▸ **EXERCISE PROMPT**:
Return every line of the data below exactly, but do not include the images.

=-=-=

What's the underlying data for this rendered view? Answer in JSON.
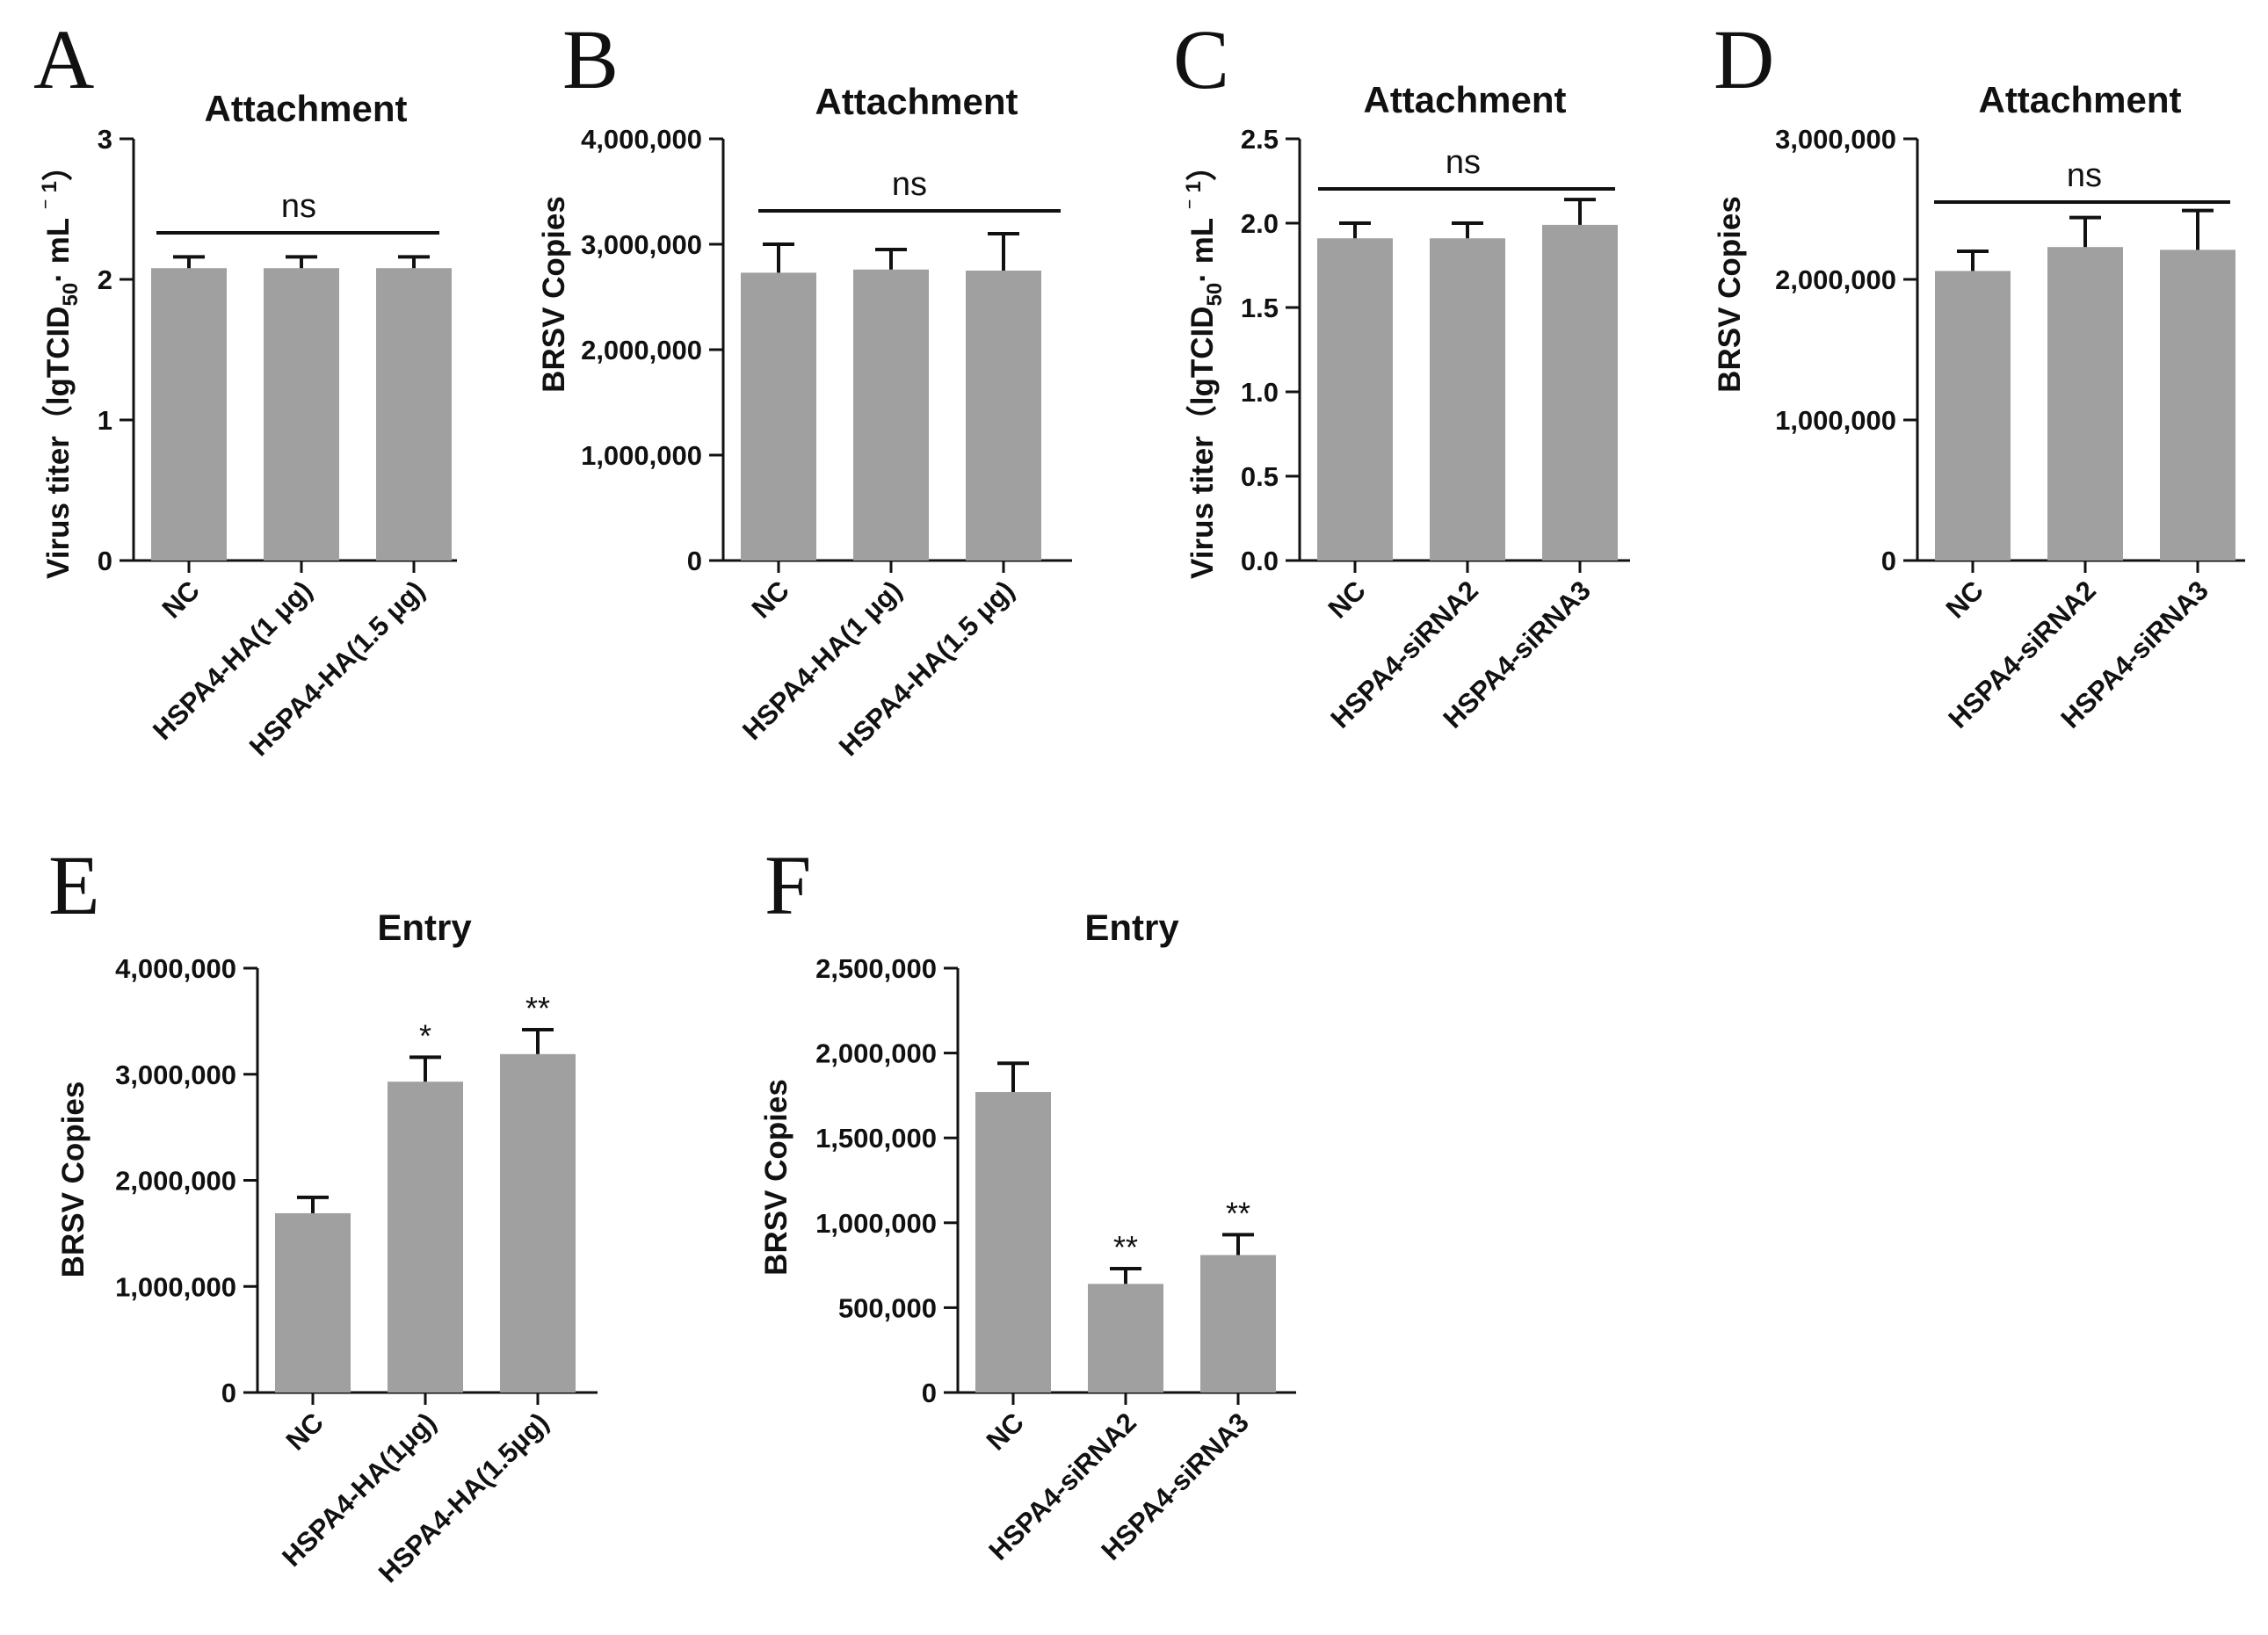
{
  "chart_data": [
    {
      "panel": "A",
      "type": "bar",
      "title": "Attachment",
      "ylabel": "Virus titer（lgTCID50· mL ⁻¹）",
      "ylabel_parts": [
        "Virus titer（lgTCID",
        "50",
        "· mL ",
        "⁻ ",
        "1",
        "）"
      ],
      "xlabel": "",
      "ylim": [
        0,
        3
      ],
      "yticks": [
        0,
        1,
        2,
        3
      ],
      "ytick_labels": [
        "0",
        "1",
        "2",
        "3"
      ],
      "categories": [
        "NC",
        "HSPA4-HA(1 μg)",
        "HSPA4-HA(1.5 μg)"
      ],
      "values": [
        2.08,
        2.08,
        2.08
      ],
      "errors": [
        0.08,
        0.08,
        0.08
      ],
      "significance": [
        "",
        "",
        ""
      ],
      "annotation": "ns"
    },
    {
      "panel": "B",
      "type": "bar",
      "title": "Attachment",
      "ylabel": "BRSV Copies",
      "ylabel_parts": [
        "BRSV Copies"
      ],
      "xlabel": "",
      "ylim": [
        0,
        4000000
      ],
      "yticks": [
        0,
        1000000,
        2000000,
        3000000,
        4000000
      ],
      "ytick_labels": [
        "0",
        "1,000,000",
        "2,000,000",
        "3,000,000",
        "4,000,000"
      ],
      "categories": [
        "NC",
        "HSPA4-HA(1 μg)",
        "HSPA4-HA(1.5 μg)"
      ],
      "values": [
        2730000,
        2760000,
        2750000
      ],
      "errors": [
        270000,
        190000,
        350000
      ],
      "significance": [
        "",
        "",
        ""
      ],
      "annotation": "ns"
    },
    {
      "panel": "C",
      "type": "bar",
      "title": "Attachment",
      "ylabel": "Virus titer（lgTCID50· mL ⁻¹）",
      "ylabel_parts": [
        "Virus titer（lgTCID",
        "50",
        "· mL ",
        "⁻ ",
        "1",
        "）"
      ],
      "xlabel": "",
      "ylim": [
        0,
        2.5
      ],
      "yticks": [
        0,
        0.5,
        1.0,
        1.5,
        2.0,
        2.5
      ],
      "ytick_labels": [
        "0.0",
        "0.5",
        "1.0",
        "1.5",
        "2.0",
        "2.5"
      ],
      "categories": [
        "NC",
        "HSPA4-siRNA2",
        "HSPA4-siRNA3"
      ],
      "values": [
        1.91,
        1.91,
        1.99
      ],
      "errors": [
        0.09,
        0.09,
        0.15
      ],
      "significance": [
        "",
        "",
        ""
      ],
      "annotation": "ns"
    },
    {
      "panel": "D",
      "type": "bar",
      "title": "Attachment",
      "ylabel": "BRSV Copies",
      "ylabel_parts": [
        "BRSV Copies"
      ],
      "xlabel": "",
      "ylim": [
        0,
        3000000
      ],
      "yticks": [
        0,
        1000000,
        2000000,
        3000000
      ],
      "ytick_labels": [
        "0",
        "1,000,000",
        "2,000,000",
        "3,000,000"
      ],
      "categories": [
        "NC",
        "HSPA4-siRNA2",
        "HSPA4-siRNA3"
      ],
      "values": [
        2060000,
        2230000,
        2210000
      ],
      "errors": [
        140000,
        210000,
        280000
      ],
      "significance": [
        "",
        "",
        ""
      ],
      "annotation": "ns"
    },
    {
      "panel": "E",
      "type": "bar",
      "title": "Entry",
      "ylabel": "BRSV Copies",
      "ylabel_parts": [
        "BRSV Copies"
      ],
      "xlabel": "",
      "ylim": [
        0,
        4000000
      ],
      "yticks": [
        0,
        1000000,
        2000000,
        3000000,
        4000000
      ],
      "ytick_labels": [
        "0",
        "1,000,000",
        "2,000,000",
        "3,000,000",
        "4,000,000"
      ],
      "categories": [
        "NC",
        "HSPA4-HA(1μg)",
        "HSPA4-HA(1.5μg)"
      ],
      "values": [
        1690000,
        2930000,
        3190000
      ],
      "errors": [
        150000,
        230000,
        230000
      ],
      "significance": [
        "",
        "*",
        "**"
      ],
      "annotation": ""
    },
    {
      "panel": "F",
      "type": "bar",
      "title": "Entry",
      "ylabel": "BRSV Copies",
      "ylabel_parts": [
        "BRSV Copies"
      ],
      "xlabel": "",
      "ylim": [
        0,
        2500000
      ],
      "yticks": [
        0,
        500000,
        1000000,
        1500000,
        2000000,
        2500000
      ],
      "ytick_labels": [
        "0",
        "500,000",
        "1,000,000",
        "1,500,000",
        "2,000,000",
        "2,500,000"
      ],
      "categories": [
        "NC",
        "HSPA4-siRNA2",
        "HSPA4-siRNA3"
      ],
      "values": [
        1770000,
        640000,
        810000
      ],
      "errors": [
        170000,
        90000,
        120000
      ],
      "significance": [
        "",
        "**",
        "**"
      ],
      "annotation": ""
    }
  ],
  "colors": {
    "bar": "#a0a0a0",
    "ink": "#111111",
    "background": "#ffffff"
  }
}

=-=-=

▸ **EXERCISE OUTPUT**:
What's the underlying data for this rendered view? Answer in JSON.
{
  "chart_data": [
    {
      "panel": "A",
      "type": "bar",
      "title": "Attachment",
      "ylabel": "Virus titer（lgTCID50· mL ⁻¹）",
      "ylabel_parts": [
        "Virus titer（lgTCID",
        "50",
        "· mL ",
        "⁻ ",
        "1",
        "）"
      ],
      "xlabel": "",
      "ylim": [
        0,
        3
      ],
      "yticks": [
        0,
        1,
        2,
        3
      ],
      "ytick_labels": [
        "0",
        "1",
        "2",
        "3"
      ],
      "categories": [
        "NC",
        "HSPA4-HA(1 μg)",
        "HSPA4-HA(1.5 μg)"
      ],
      "values": [
        2.08,
        2.08,
        2.08
      ],
      "errors": [
        0.08,
        0.08,
        0.08
      ],
      "significance": [
        "",
        "",
        ""
      ],
      "annotation": "ns"
    },
    {
      "panel": "B",
      "type": "bar",
      "title": "Attachment",
      "ylabel": "BRSV Copies",
      "ylabel_parts": [
        "BRSV Copies"
      ],
      "xlabel": "",
      "ylim": [
        0,
        4000000
      ],
      "yticks": [
        0,
        1000000,
        2000000,
        3000000,
        4000000
      ],
      "ytick_labels": [
        "0",
        "1,000,000",
        "2,000,000",
        "3,000,000",
        "4,000,000"
      ],
      "categories": [
        "NC",
        "HSPA4-HA(1 μg)",
        "HSPA4-HA(1.5 μg)"
      ],
      "values": [
        2730000,
        2760000,
        2750000
      ],
      "errors": [
        270000,
        190000,
        350000
      ],
      "significance": [
        "",
        "",
        ""
      ],
      "annotation": "ns"
    },
    {
      "panel": "C",
      "type": "bar",
      "title": "Attachment",
      "ylabel": "Virus titer（lgTCID50· mL ⁻¹）",
      "ylabel_parts": [
        "Virus titer（lgTCID",
        "50",
        "· mL ",
        "⁻ ",
        "1",
        "）"
      ],
      "xlabel": "",
      "ylim": [
        0,
        2.5
      ],
      "yticks": [
        0,
        0.5,
        1.0,
        1.5,
        2.0,
        2.5
      ],
      "ytick_labels": [
        "0.0",
        "0.5",
        "1.0",
        "1.5",
        "2.0",
        "2.5"
      ],
      "categories": [
        "NC",
        "HSPA4-siRNA2",
        "HSPA4-siRNA3"
      ],
      "values": [
        1.91,
        1.91,
        1.99
      ],
      "errors": [
        0.09,
        0.09,
        0.15
      ],
      "significance": [
        "",
        "",
        ""
      ],
      "annotation": "ns"
    },
    {
      "panel": "D",
      "type": "bar",
      "title": "Attachment",
      "ylabel": "BRSV Copies",
      "ylabel_parts": [
        "BRSV Copies"
      ],
      "xlabel": "",
      "ylim": [
        0,
        3000000
      ],
      "yticks": [
        0,
        1000000,
        2000000,
        3000000
      ],
      "ytick_labels": [
        "0",
        "1,000,000",
        "2,000,000",
        "3,000,000"
      ],
      "categories": [
        "NC",
        "HSPA4-siRNA2",
        "HSPA4-siRNA3"
      ],
      "values": [
        2060000,
        2230000,
        2210000
      ],
      "errors": [
        140000,
        210000,
        280000
      ],
      "significance": [
        "",
        "",
        ""
      ],
      "annotation": "ns"
    },
    {
      "panel": "E",
      "type": "bar",
      "title": "Entry",
      "ylabel": "BRSV Copies",
      "ylabel_parts": [
        "BRSV Copies"
      ],
      "xlabel": "",
      "ylim": [
        0,
        4000000
      ],
      "yticks": [
        0,
        1000000,
        2000000,
        3000000,
        4000000
      ],
      "ytick_labels": [
        "0",
        "1,000,000",
        "2,000,000",
        "3,000,000",
        "4,000,000"
      ],
      "categories": [
        "NC",
        "HSPA4-HA(1μg)",
        "HSPA4-HA(1.5μg)"
      ],
      "values": [
        1690000,
        2930000,
        3190000
      ],
      "errors": [
        150000,
        230000,
        230000
      ],
      "significance": [
        "",
        "*",
        "**"
      ],
      "annotation": ""
    },
    {
      "panel": "F",
      "type": "bar",
      "title": "Entry",
      "ylabel": "BRSV Copies",
      "ylabel_parts": [
        "BRSV Copies"
      ],
      "xlabel": "",
      "ylim": [
        0,
        2500000
      ],
      "yticks": [
        0,
        500000,
        1000000,
        1500000,
        2000000,
        2500000
      ],
      "ytick_labels": [
        "0",
        "500,000",
        "1,000,000",
        "1,500,000",
        "2,000,000",
        "2,500,000"
      ],
      "categories": [
        "NC",
        "HSPA4-siRNA2",
        "HSPA4-siRNA3"
      ],
      "values": [
        1770000,
        640000,
        810000
      ],
      "errors": [
        170000,
        90000,
        120000
      ],
      "significance": [
        "",
        "**",
        "**"
      ],
      "annotation": ""
    }
  ],
  "colors": {
    "bar": "#a0a0a0",
    "ink": "#111111",
    "background": "#ffffff"
  }
}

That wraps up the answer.